The request
Select every line holding the word "totales" and copy it.

Exercise materials
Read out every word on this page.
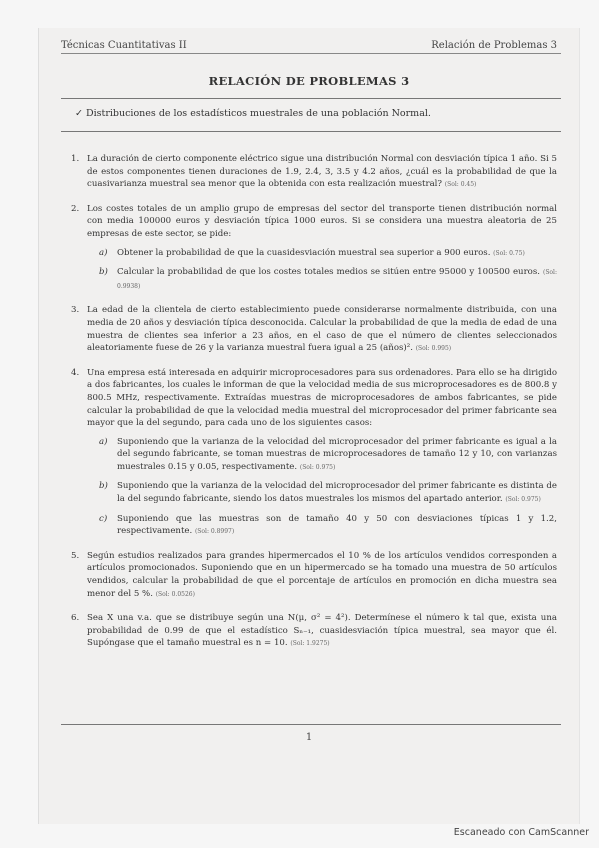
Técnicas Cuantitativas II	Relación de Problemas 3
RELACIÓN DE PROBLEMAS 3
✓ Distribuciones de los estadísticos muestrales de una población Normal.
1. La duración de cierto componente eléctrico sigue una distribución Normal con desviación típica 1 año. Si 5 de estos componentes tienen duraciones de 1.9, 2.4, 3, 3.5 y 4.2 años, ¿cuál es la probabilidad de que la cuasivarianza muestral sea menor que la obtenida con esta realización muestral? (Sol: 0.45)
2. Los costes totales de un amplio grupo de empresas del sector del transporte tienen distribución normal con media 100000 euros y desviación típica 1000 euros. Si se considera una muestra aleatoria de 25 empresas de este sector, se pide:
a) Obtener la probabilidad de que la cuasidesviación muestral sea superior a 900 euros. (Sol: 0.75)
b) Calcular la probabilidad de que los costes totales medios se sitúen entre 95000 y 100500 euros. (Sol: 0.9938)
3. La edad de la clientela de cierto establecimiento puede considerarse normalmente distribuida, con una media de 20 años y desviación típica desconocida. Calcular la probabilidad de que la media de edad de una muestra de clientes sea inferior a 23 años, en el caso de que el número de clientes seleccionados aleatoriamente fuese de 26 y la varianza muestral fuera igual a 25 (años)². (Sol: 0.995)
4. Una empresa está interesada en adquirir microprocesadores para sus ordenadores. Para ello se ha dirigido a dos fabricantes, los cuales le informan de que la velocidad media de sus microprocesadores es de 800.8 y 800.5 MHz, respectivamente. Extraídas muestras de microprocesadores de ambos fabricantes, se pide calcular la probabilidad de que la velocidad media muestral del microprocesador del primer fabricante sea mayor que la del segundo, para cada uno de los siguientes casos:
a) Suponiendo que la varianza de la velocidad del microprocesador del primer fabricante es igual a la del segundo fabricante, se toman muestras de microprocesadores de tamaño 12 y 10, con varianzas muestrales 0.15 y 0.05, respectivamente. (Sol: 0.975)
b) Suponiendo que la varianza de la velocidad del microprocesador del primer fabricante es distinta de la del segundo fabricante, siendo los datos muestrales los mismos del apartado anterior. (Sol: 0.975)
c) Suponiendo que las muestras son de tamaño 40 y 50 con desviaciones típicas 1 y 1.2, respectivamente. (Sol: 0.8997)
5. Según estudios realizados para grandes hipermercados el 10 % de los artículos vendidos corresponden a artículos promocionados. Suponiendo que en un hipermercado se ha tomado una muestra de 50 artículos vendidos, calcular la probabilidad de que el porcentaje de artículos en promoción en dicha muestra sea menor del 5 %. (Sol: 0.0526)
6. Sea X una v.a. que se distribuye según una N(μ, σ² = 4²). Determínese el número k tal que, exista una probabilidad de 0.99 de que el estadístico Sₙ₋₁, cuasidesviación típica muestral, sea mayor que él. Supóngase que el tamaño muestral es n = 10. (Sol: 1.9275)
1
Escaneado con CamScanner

Output for this exercise
2. Los costes totales de un amplio grupo de empresas del sector del transporte tienen distribución normal con media 100000 euros y desviación típica 1000 euros. Si se considera una muestra aleatoria de 25 empresas de este sector, se pide:
b) Calcular la probabilidad de que los costes totales medios se sitúen entre 95000 y 100500 euros. (Sol: 0.9938)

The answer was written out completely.